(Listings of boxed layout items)
○ ○ ○ ○
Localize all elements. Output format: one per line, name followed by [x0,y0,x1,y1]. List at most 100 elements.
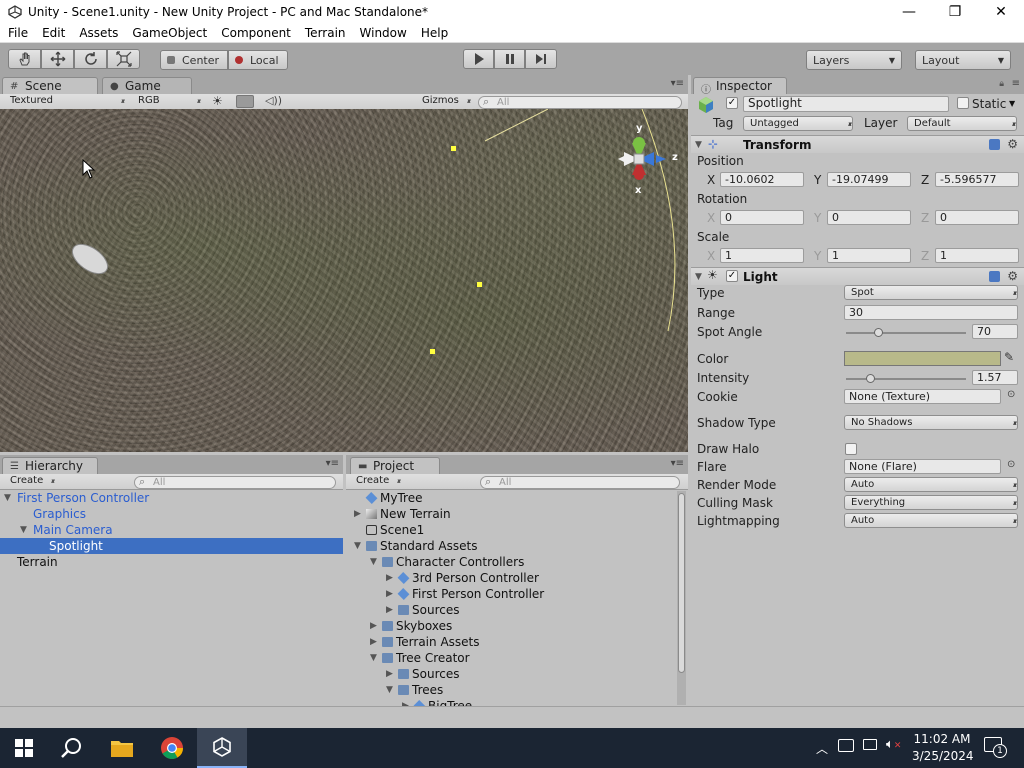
position-z-input[interactable]: -5.596577 [935,172,1019,187]
move-tool-button[interactable] [41,49,74,69]
scale-x-input[interactable]: 1 [720,248,804,263]
collapsed-triangle-icon[interactable]: ▶ [386,586,393,602]
play-button[interactable] [463,49,494,69]
tab-hierarchy[interactable]: ☰ Hierarchy [2,457,98,474]
render-mode-dropdown[interactable]: Auto [844,477,1018,492]
layers-dropdown[interactable]: Layers ▼ [806,50,902,70]
project-item[interactable]: ▶ Skyboxes [346,618,676,634]
rotation-y-input[interactable]: 0 [827,210,911,225]
shadow-type-dropdown[interactable]: No Shadows [844,415,1018,430]
project-item[interactable]: ▶ New Terrain [346,506,676,522]
cookie-field[interactable]: None (Texture) [844,389,1001,404]
culling-mask-dropdown[interactable]: Everything [844,495,1018,510]
expanded-triangle-icon[interactable]: ▼ [4,490,11,506]
range-input[interactable]: 30 [844,305,1018,320]
help-book-icon[interactable] [989,139,1000,150]
project-item[interactable]: ▶ 3rd Person Controller [346,570,676,586]
capsule-object[interactable] [67,239,112,280]
project-search-input[interactable]: All [480,476,680,489]
hierarchy-item[interactable]: ▼ Main Camera [0,522,343,538]
intensity-slider-thumb[interactable] [866,374,875,383]
chevron-up-icon[interactable]: ︿ [816,740,828,757]
tab-project[interactable]: ▬ Project [350,457,440,474]
menu-component[interactable]: Component [213,26,297,40]
close-button[interactable]: ✕ [978,0,1024,23]
hand-tool-button[interactable] [8,49,41,69]
help-book-icon[interactable] [989,271,1000,282]
menu-assets[interactable]: Assets [71,26,124,40]
layer-dropdown[interactable]: Default [907,116,1017,131]
object-picker-icon[interactable]: ⊙ [1007,389,1015,400]
minimize-button[interactable]: — [886,0,932,23]
file-explorer-button[interactable] [98,728,146,768]
network-icon[interactable] [863,739,877,750]
expanded-triangle-icon[interactable]: ▼ [370,650,377,666]
project-item[interactable]: ▶ BigTree [346,698,676,706]
gear-icon[interactable]: ⚙ [1007,269,1018,283]
project-item[interactable]: ▼ Standard Assets [346,538,676,554]
pause-button[interactable] [494,49,525,69]
scene-lighting-icon[interactable]: ☀ [212,94,223,108]
expanded-triangle-icon[interactable]: ▼ [20,522,27,538]
expanded-triangle-icon[interactable]: ▼ [370,554,377,570]
active-checkbox[interactable]: ✓ [726,97,738,109]
color-mode-dropdown[interactable]: RGB [132,95,202,109]
layout-dropdown[interactable]: Layout ▼ [915,50,1011,70]
hierarchy-item[interactable]: ▼ First Person Controller [0,490,343,506]
project-item[interactable]: MyTree [346,490,676,506]
light-handle[interactable] [477,282,482,287]
hierarchy-create-dropdown[interactable]: Create [4,475,56,489]
display-icon[interactable] [838,739,854,752]
collapsed-triangle-icon[interactable]: ▶ [386,602,393,618]
menu-edit[interactable]: Edit [34,26,71,40]
render-mode-dropdown[interactable]: Textured [4,95,126,109]
chevron-down-icon[interactable]: ▼ [1009,99,1015,108]
clock-date[interactable]: 3/25/2024 [912,749,974,763]
scrollbar-thumb[interactable] [678,493,685,673]
panel-menu-icon[interactable]: ≡ [1012,78,1020,89]
tab-scene[interactable]: # Scene [2,77,98,94]
project-item[interactable]: Scene1 [346,522,676,538]
maximize-button[interactable]: ❐ [932,0,978,23]
step-button[interactable] [525,49,557,69]
search-button[interactable] [48,728,96,768]
collapsed-triangle-icon[interactable]: ▶ [402,698,409,706]
unity-taskbar-button[interactable] [197,728,247,768]
transform-header[interactable]: ▼ ⊹ Transform ⚙ [691,135,1024,153]
light-color-swatch[interactable] [844,351,1001,366]
project-item[interactable]: ▶ First Person Controller [346,586,676,602]
flare-field[interactable]: None (Flare) [844,459,1001,474]
space-local-button[interactable]: Local [228,50,288,70]
static-checkbox[interactable] [957,97,969,109]
project-item[interactable]: ▶ Sources [346,666,676,682]
expanded-triangle-icon[interactable]: ▼ [354,538,361,554]
gizmos-dropdown[interactable]: Gizmos [416,95,472,109]
notification-icon[interactable]: 1 [984,737,1007,758]
start-button[interactable] [0,728,48,768]
chrome-button[interactable] [148,728,196,768]
collapsed-triangle-icon[interactable]: ▶ [354,506,361,522]
light-type-dropdown[interactable]: Spot [844,285,1018,300]
object-name-input[interactable]: Spotlight [743,96,949,112]
clock-time[interactable]: 11:02 AM [912,732,972,746]
light-handle[interactable] [430,349,435,354]
hierarchy-item[interactable]: Graphics [0,506,343,522]
collapsed-triangle-icon[interactable]: ▶ [370,618,377,634]
project-item[interactable]: ▶ Terrain Assets [346,634,676,650]
spot-angle-input[interactable]: 70 [972,324,1018,339]
position-x-input[interactable]: -10.0602 [720,172,804,187]
spot-angle-slider[interactable] [846,332,966,334]
scale-z-input[interactable]: 1 [935,248,1019,263]
position-y-input[interactable]: -19.07499 [827,172,911,187]
draw-halo-checkbox[interactable] [845,443,857,455]
scene-search-input[interactable]: All [478,96,682,109]
collapsed-triangle-icon[interactable]: ▶ [386,570,393,586]
hierarchy-search-input[interactable]: All [134,476,336,489]
volume-muted-icon[interactable]: 🔈︎✕ [886,737,901,752]
tag-dropdown[interactable]: Untagged [743,116,853,131]
expanded-triangle-icon[interactable]: ▼ [695,140,702,150]
object-picker-icon[interactable]: ⊙ [1007,459,1015,470]
scene-viewport[interactable]: y z x [0,109,688,452]
lock-icon[interactable]: 🔒︎ [999,79,1004,89]
scale-tool-button[interactable] [107,49,140,69]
○ ○ ○ ○
→ **WORK INSTRUCTIONS**: Rewrite the records from the line with "position-z-input[interactable]: -5.596577 [935,172,1019,187]" to the line with "play-button[interactable] [463,49,494,69]", swapping "move-tool-button" for "translate-tool-button" and leaving everything else as it is.

→ **OUTPUT**:
position-z-input[interactable]: -5.596577 [935,172,1019,187]
translate-tool-button[interactable] [41,49,74,69]
scale-x-input[interactable]: 1 [720,248,804,263]
collapsed-triangle-icon[interactable]: ▶ [386,586,393,602]
play-button[interactable] [463,49,494,69]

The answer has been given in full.